- **Task**
Could you transcribe every record below exactly as written, leaving out any pictures?

•••••

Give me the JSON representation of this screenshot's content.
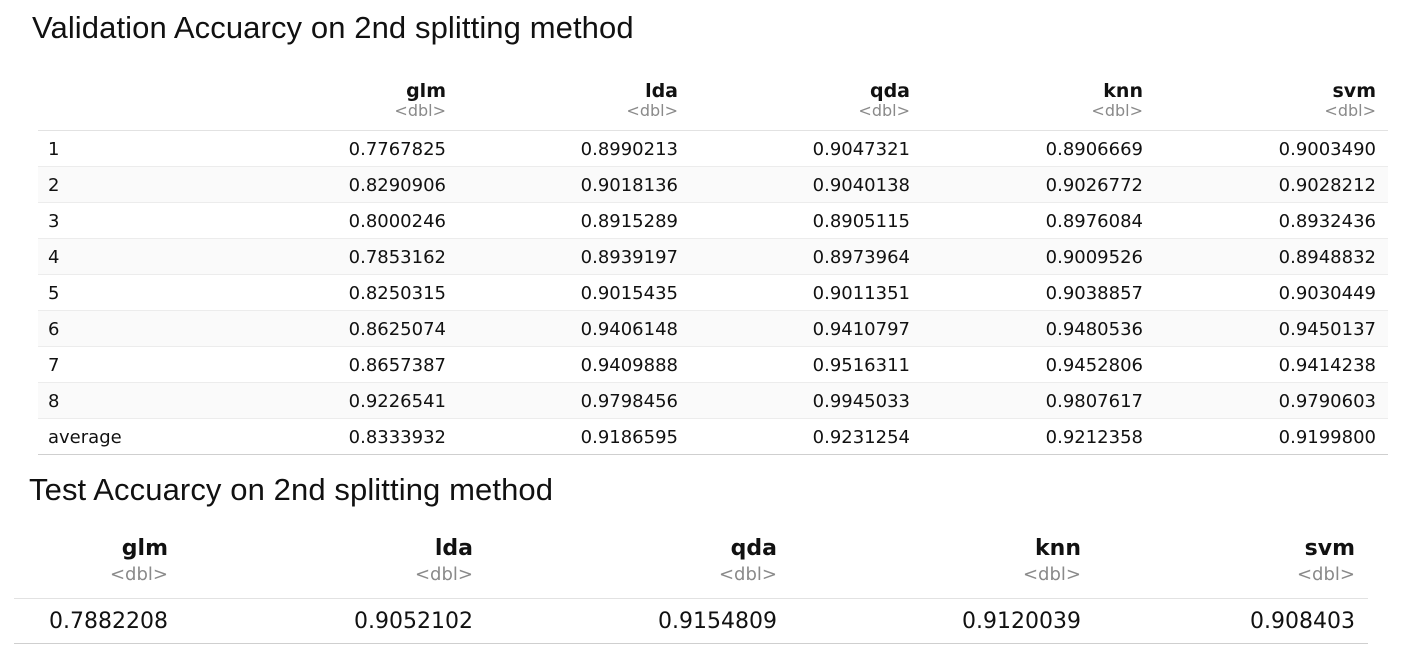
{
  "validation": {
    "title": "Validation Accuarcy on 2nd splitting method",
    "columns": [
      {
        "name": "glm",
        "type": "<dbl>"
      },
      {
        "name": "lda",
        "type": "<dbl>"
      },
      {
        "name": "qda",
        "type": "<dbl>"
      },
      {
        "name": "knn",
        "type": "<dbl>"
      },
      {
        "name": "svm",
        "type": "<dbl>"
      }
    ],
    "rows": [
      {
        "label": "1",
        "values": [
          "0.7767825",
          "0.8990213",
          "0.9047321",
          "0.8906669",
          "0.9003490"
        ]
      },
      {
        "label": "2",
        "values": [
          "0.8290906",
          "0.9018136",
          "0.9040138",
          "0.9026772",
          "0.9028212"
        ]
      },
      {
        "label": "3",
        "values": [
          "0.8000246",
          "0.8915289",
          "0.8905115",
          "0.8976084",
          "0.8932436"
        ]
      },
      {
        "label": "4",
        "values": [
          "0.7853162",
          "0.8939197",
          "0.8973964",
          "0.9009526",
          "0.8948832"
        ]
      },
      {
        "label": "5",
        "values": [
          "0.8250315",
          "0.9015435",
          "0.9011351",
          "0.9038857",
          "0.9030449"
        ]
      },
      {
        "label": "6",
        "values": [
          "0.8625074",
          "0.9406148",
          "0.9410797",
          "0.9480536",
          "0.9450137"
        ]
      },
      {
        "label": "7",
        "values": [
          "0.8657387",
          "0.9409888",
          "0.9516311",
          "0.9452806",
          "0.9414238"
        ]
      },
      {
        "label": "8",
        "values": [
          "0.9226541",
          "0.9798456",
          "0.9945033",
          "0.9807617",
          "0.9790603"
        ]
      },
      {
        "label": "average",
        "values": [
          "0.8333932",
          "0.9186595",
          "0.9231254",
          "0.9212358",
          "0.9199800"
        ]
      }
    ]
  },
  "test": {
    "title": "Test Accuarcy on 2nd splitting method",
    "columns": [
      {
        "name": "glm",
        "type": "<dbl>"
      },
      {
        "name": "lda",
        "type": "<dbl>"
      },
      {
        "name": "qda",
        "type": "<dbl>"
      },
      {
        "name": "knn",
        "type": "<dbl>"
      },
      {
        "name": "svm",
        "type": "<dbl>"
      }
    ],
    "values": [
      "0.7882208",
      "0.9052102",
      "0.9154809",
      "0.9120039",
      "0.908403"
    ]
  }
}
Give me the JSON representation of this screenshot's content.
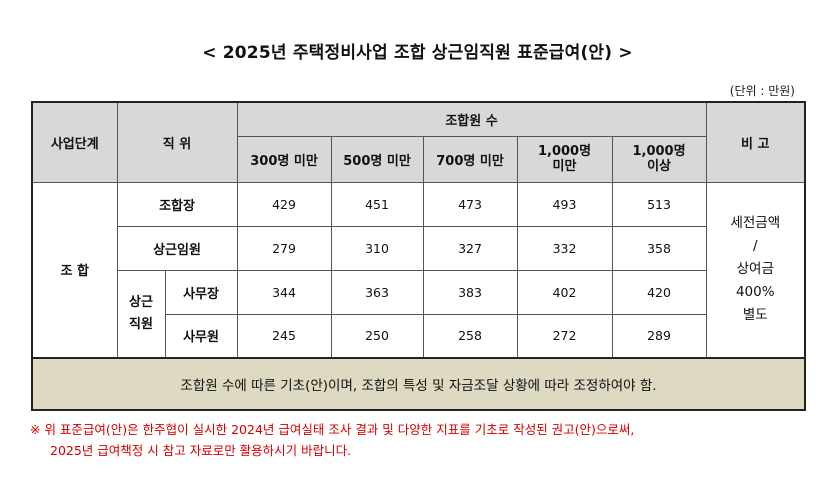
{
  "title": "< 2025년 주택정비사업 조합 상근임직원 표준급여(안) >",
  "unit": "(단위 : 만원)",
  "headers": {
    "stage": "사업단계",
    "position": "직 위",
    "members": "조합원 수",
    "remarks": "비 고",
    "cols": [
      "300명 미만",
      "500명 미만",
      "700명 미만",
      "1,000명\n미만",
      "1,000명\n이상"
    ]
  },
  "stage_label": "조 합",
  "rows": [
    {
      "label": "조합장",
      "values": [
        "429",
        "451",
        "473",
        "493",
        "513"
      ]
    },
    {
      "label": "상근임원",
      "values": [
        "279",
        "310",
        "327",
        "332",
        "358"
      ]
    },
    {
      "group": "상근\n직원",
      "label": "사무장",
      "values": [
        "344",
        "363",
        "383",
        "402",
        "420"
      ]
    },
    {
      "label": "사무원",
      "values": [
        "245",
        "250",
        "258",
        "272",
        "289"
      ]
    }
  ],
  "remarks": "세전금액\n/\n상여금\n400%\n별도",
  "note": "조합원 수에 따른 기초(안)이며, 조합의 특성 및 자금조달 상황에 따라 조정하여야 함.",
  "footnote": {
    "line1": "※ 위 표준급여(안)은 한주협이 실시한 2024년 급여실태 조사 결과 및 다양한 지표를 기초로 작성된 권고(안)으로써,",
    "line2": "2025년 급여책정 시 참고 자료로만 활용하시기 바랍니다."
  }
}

•••••

- **Answer below**
Give me the JSON representation of this screenshot's content.
{
  "validation": {
    "title": "Validation Accuarcy on 2nd splitting method",
    "columns": [
      {
        "name": "glm",
        "type": "<dbl>"
      },
      {
        "name": "lda",
        "type": "<dbl>"
      },
      {
        "name": "qda",
        "type": "<dbl>"
      },
      {
        "name": "knn",
        "type": "<dbl>"
      },
      {
        "name": "svm",
        "type": "<dbl>"
      }
    ],
    "rows": [
      {
        "label": "1",
        "values": [
          "0.7767825",
          "0.8990213",
          "0.9047321",
          "0.8906669",
          "0.9003490"
        ]
      },
      {
        "label": "2",
        "values": [
          "0.8290906",
          "0.9018136",
          "0.9040138",
          "0.9026772",
          "0.9028212"
        ]
      },
      {
        "label": "3",
        "values": [
          "0.8000246",
          "0.8915289",
          "0.8905115",
          "0.8976084",
          "0.8932436"
        ]
      },
      {
        "label": "4",
        "values": [
          "0.7853162",
          "0.8939197",
          "0.8973964",
          "0.9009526",
          "0.8948832"
        ]
      },
      {
        "label": "5",
        "values": [
          "0.8250315",
          "0.9015435",
          "0.9011351",
          "0.9038857",
          "0.9030449"
        ]
      },
      {
        "label": "6",
        "values": [
          "0.8625074",
          "0.9406148",
          "0.9410797",
          "0.9480536",
          "0.9450137"
        ]
      },
      {
        "label": "7",
        "values": [
          "0.8657387",
          "0.9409888",
          "0.9516311",
          "0.9452806",
          "0.9414238"
        ]
      },
      {
        "label": "8",
        "values": [
          "0.9226541",
          "0.9798456",
          "0.9945033",
          "0.9807617",
          "0.9790603"
        ]
      },
      {
        "label": "average",
        "values": [
          "0.8333932",
          "0.9186595",
          "0.9231254",
          "0.9212358",
          "0.9199800"
        ]
      }
    ]
  },
  "test": {
    "title": "Test Accuarcy on 2nd splitting method",
    "columns": [
      {
        "name": "glm",
        "type": "<dbl>"
      },
      {
        "name": "lda",
        "type": "<dbl>"
      },
      {
        "name": "qda",
        "type": "<dbl>"
      },
      {
        "name": "knn",
        "type": "<dbl>"
      },
      {
        "name": "svm",
        "type": "<dbl>"
      }
    ],
    "values": [
      "0.7882208",
      "0.9052102",
      "0.9154809",
      "0.9120039",
      "0.908403"
    ]
  }
}
Give me the JSON representation of this screenshot's content.
{
  "title": "< 2025년 주택정비사업 조합 상근임직원 표준급여(안) >",
  "unit": "(단위 : 만원)",
  "headers": {
    "stage": "사업단계",
    "position": "직 위",
    "members": "조합원 수",
    "remarks": "비 고",
    "cols": [
      "300명 미만",
      "500명 미만",
      "700명 미만",
      "1,000명\n미만",
      "1,000명\n이상"
    ]
  },
  "stage_label": "조 합",
  "rows": [
    {
      "label": "조합장",
      "values": [
        "429",
        "451",
        "473",
        "493",
        "513"
      ]
    },
    {
      "label": "상근임원",
      "values": [
        "279",
        "310",
        "327",
        "332",
        "358"
      ]
    },
    {
      "group": "상근\n직원",
      "label": "사무장",
      "values": [
        "344",
        "363",
        "383",
        "402",
        "420"
      ]
    },
    {
      "label": "사무원",
      "values": [
        "245",
        "250",
        "258",
        "272",
        "289"
      ]
    }
  ],
  "remarks": "세전금액\n/\n상여금\n400%\n별도",
  "note": "조합원 수에 따른 기초(안)이며, 조합의 특성 및 자금조달 상황에 따라 조정하여야 함.",
  "footnote": {
    "line1": "※ 위 표준급여(안)은 한주협이 실시한 2024년 급여실태 조사 결과 및 다양한 지표를 기초로 작성된 권고(안)으로써,",
    "line2": "2025년 급여책정 시 참고 자료로만 활용하시기 바랍니다."
  }
}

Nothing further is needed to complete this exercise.